REQUIRED TASK: Write out every entry word for word.

RECORDS SHOWN:
■ ■ ■ ■ ■ ■ ■

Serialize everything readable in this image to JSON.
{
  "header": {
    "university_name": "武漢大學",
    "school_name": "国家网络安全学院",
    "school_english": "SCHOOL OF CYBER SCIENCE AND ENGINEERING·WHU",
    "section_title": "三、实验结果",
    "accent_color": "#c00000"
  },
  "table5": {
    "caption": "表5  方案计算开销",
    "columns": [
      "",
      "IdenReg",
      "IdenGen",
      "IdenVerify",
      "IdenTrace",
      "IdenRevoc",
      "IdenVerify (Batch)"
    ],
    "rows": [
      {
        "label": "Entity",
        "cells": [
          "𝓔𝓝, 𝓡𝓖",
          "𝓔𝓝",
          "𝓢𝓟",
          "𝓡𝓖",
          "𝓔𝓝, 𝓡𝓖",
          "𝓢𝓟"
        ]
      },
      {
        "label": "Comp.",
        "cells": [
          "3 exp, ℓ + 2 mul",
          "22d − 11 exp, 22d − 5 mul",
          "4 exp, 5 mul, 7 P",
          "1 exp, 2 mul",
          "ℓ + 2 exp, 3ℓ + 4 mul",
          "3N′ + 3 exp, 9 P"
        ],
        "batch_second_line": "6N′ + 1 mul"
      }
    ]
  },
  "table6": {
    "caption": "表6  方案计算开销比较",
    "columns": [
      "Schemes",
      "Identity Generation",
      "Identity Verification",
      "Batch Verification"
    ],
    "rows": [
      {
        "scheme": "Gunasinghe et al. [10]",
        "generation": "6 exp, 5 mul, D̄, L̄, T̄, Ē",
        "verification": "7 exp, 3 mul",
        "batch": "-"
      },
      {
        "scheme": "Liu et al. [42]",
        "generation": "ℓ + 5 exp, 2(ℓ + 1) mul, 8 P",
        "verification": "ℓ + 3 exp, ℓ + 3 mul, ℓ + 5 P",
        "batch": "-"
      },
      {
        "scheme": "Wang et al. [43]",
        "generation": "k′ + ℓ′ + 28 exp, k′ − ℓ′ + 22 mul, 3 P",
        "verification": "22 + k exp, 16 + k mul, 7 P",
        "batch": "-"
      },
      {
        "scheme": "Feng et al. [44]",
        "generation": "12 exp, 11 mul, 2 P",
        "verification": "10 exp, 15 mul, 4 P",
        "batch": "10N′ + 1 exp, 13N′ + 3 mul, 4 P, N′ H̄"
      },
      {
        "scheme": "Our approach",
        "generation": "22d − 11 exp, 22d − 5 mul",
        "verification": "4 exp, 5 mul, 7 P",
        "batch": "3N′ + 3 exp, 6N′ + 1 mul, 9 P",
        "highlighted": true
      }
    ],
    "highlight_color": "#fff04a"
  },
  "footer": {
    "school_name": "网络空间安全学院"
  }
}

■ ■ ■ ■ ■ ■ ■

SOLUTION TO THIS PROBLEM:
Serialize everything readable in this image to JSON.
{
  "header": {
    "university_name": "武漢大學",
    "school_name": "国家网络安全学院",
    "school_english": "SCHOOL OF CYBER SCIENCE AND ENGINEERING·WHU",
    "section_title": "三、实验结果",
    "accent_color": "#c00000"
  },
  "table5": {
    "caption": "表5  方案计算开销",
    "columns": [
      "",
      "IdenReg",
      "IdenGen",
      "IdenVerify",
      "IdenTrace",
      "IdenRevoc",
      "IdenVerify (Batch)"
    ],
    "rows": [
      {
        "label": "Entity",
        "cells": [
          "𝓔𝓝, 𝓡𝓖",
          "𝓔𝓝",
          "𝓢𝓟",
          "𝓡𝓖",
          "𝓔𝓝, 𝓡𝓖",
          "𝓢𝓟"
        ]
      },
      {
        "label": "Comp.",
        "cells": [
          "3 exp, ℓ + 2 mul",
          "22d − 11 exp, 22d − 5 mul",
          "4 exp, 5 mul, 7 P",
          "1 exp, 2 mul",
          "ℓ + 2 exp, 3ℓ + 4 mul",
          "3N′ + 3 exp, 9 P"
        ],
        "batch_second_line": "6N′ + 1 mul"
      }
    ]
  },
  "table6": {
    "caption": "表6  方案计算开销比较",
    "columns": [
      "Schemes",
      "Identity Generation",
      "Identity Verification",
      "Batch Verification"
    ],
    "rows": [
      {
        "scheme": "Gunasinghe et al. [10]",
        "generation": "6 exp, 5 mul, D̄, L̄, T̄, Ē",
        "verification": "7 exp, 3 mul",
        "batch": "-"
      },
      {
        "scheme": "Liu et al. [42]",
        "generation": "ℓ + 5 exp, 2(ℓ + 1) mul, 8 P",
        "verification": "ℓ + 3 exp, ℓ + 3 mul, ℓ + 5 P",
        "batch": "-"
      },
      {
        "scheme": "Wang et al. [43]",
        "generation": "k′ + ℓ′ + 28 exp, k′ − ℓ′ + 22 mul, 3 P",
        "verification": "22 + k exp, 16 + k mul, 7 P",
        "batch": "-"
      },
      {
        "scheme": "Feng et al. [44]",
        "generation": "12 exp, 11 mul, 2 P",
        "verification": "10 exp, 15 mul, 4 P",
        "batch": "10N′ + 1 exp, 13N′ + 3 mul, 4 P, N′ H̄"
      },
      {
        "scheme": "Our approach",
        "generation": "22d − 11 exp, 22d − 5 mul",
        "verification": "4 exp, 5 mul, 7 P",
        "batch": "3N′ + 3 exp, 6N′ + 1 mul, 9 P",
        "highlighted": true
      }
    ],
    "highlight_color": "#fff04a"
  },
  "footer": {
    "school_name": "网络空间安全学院"
  }
}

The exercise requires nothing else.